> **Extrait du document**:
········

Le procédé de dessalinisation est-il pour autant le plus optimal…? La logique est simple en effet : comme plus de 70 % de notre planète est constituée d’océans, il suffit de retirer le sel de cette eau et de regarder avec délectation nos réservoirs se remplir. Mais cette solution souffre néanmoins de plusieurs limites. Son coût tout d’abord : l’eau en sortie d’usine coûte de 0,4 à 0,8 euro le mètre cube produit par le procédé d’osmose inverse, et de 0,65 à 1,8 euro le mètre cube par la distillation thermique, explique-t-on dans une filiale de Suez Environnement. Un coût difficilement envisageable pour les pays pauvres ou dépourvus de gaz ou de pétrole

Document issu du dossier de Terra Economica n°55 sur l’eau de mer

La meilleure solution reste donc de commencer par une économie des ressources d’eau douce en limitant les pertes dans les canalisations. “Celles-ci peuvent atteindre 50 % dans certains pays, alors qu’en France les bons réseaux affichent de 5 à 10 % de perte. Le traitement des eaux usées pour une réutilisation dans l’irrigation contribue également à une meilleure gestion, l’agriculture étant la principale consommatrice d’eau douce (71 % du total)”, précise l’article de Christianne Galus.

Qui plus est, le procédé est extrémement énergivore: “la consommation d’énergie dans ce domaine a été divisée par quatre en vingt ans, mais les rendements doivent être encore améliorés. Le but de la recherche est d’économiser l’énergie lors du processus de dessalement” explique Michel Dutang, directeur de la recherche et du développement de Veolia Environnement, leader du marché (14,5 %).

········

> **Consignes de l'exercice**:
• a. Veuillez recopier sans rien changer le passage de l'extrait sur la dessalinisation, en commençant par "La meilleure solution" et en continuant jusqu'à "de Christianne Galus.".
• b. D'après l'extrait sur la dessalinisation, quelle part du total de l'eau douce l'agriculture consomme-t-elle ?

> **Matériel fourni**:
········

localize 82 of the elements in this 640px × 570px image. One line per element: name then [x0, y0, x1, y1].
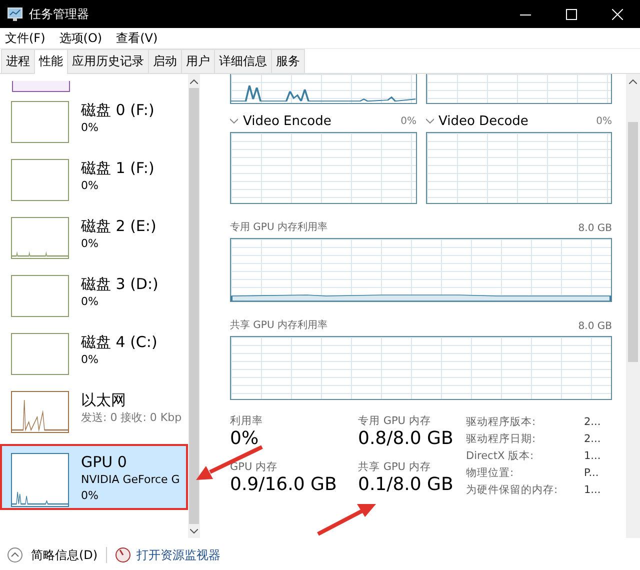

········

> **Corrigés ci-dessous**:
• a.
La meilleure solution reste donc de commencer par une économie des ressources d’eau douce en limitant les pertes dans les canalisations. “Celles-ci peuvent atteindre 50 % dans certains pays, alors qu’en France les bons réseaux affichent de 5 à 10 % de perte. Le traitement des eaux usées pour une réutilisation dans l’irrigation contribue également à une meilleure gestion, l’agriculture étant la principale consommatrice d’eau douce (71 % du total)”, précise l’article de Christianne Galus.

• b. 71 % du total.